▶ [Chart and figure data]:
============================================================
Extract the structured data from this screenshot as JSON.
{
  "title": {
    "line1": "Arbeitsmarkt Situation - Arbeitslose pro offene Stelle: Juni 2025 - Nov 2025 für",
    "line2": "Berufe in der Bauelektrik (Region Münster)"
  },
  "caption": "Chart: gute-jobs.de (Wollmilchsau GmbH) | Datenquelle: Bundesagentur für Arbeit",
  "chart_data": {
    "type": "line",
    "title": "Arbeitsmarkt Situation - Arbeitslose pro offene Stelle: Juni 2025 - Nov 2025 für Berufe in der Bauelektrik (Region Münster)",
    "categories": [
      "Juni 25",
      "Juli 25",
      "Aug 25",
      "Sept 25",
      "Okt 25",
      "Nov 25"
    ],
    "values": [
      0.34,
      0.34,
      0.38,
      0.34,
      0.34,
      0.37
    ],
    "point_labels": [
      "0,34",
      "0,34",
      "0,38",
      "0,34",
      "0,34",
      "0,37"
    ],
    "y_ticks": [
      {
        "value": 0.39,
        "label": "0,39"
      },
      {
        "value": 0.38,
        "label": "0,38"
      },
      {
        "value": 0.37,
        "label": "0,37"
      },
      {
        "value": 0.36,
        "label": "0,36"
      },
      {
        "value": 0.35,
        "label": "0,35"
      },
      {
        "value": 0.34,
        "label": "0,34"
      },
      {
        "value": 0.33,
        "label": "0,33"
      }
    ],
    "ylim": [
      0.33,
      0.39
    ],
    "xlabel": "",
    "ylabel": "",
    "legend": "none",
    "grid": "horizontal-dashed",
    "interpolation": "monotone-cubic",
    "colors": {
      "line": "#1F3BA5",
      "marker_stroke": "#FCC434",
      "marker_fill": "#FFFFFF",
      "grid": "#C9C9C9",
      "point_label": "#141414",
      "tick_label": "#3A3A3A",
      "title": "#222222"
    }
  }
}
============================================================
Can you restate every record above word for word?

▶ [Expected answer]:
Extract the structured data from this screenshot as JSON.
{
  "title": {
    "line1": "Arbeitsmarkt Situation - Arbeitslose pro offene Stelle: Juni 2025 - Nov 2025 für",
    "line2": "Berufe in der Bauelektrik (Region Münster)"
  },
  "caption": "Chart: gute-jobs.de (Wollmilchsau GmbH) | Datenquelle: Bundesagentur für Arbeit",
  "chart_data": {
    "type": "line",
    "title": "Arbeitsmarkt Situation - Arbeitslose pro offene Stelle: Juni 2025 - Nov 2025 für Berufe in der Bauelektrik (Region Münster)",
    "categories": [
      "Juni 25",
      "Juli 25",
      "Aug 25",
      "Sept 25",
      "Okt 25",
      "Nov 25"
    ],
    "values": [
      0.34,
      0.34,
      0.38,
      0.34,
      0.34,
      0.37
    ],
    "point_labels": [
      "0,34",
      "0,34",
      "0,38",
      "0,34",
      "0,34",
      "0,37"
    ],
    "y_ticks": [
      {
        "value": 0.39,
        "label": "0,39"
      },
      {
        "value": 0.38,
        "label": "0,38"
      },
      {
        "value": 0.37,
        "label": "0,37"
      },
      {
        "value": 0.36,
        "label": "0,36"
      },
      {
        "value": 0.35,
        "label": "0,35"
      },
      {
        "value": 0.34,
        "label": "0,34"
      },
      {
        "value": 0.33,
        "label": "0,33"
      }
    ],
    "ylim": [
      0.33,
      0.39
    ],
    "xlabel": "",
    "ylabel": "",
    "legend": "none",
    "grid": "horizontal-dashed",
    "interpolation": "monotone-cubic",
    "colors": {
      "line": "#1F3BA5",
      "marker_stroke": "#FCC434",
      "marker_fill": "#FFFFFF",
      "grid": "#C9C9C9",
      "point_label": "#141414",
      "tick_label": "#3A3A3A",
      "title": "#222222"
    }
  }
}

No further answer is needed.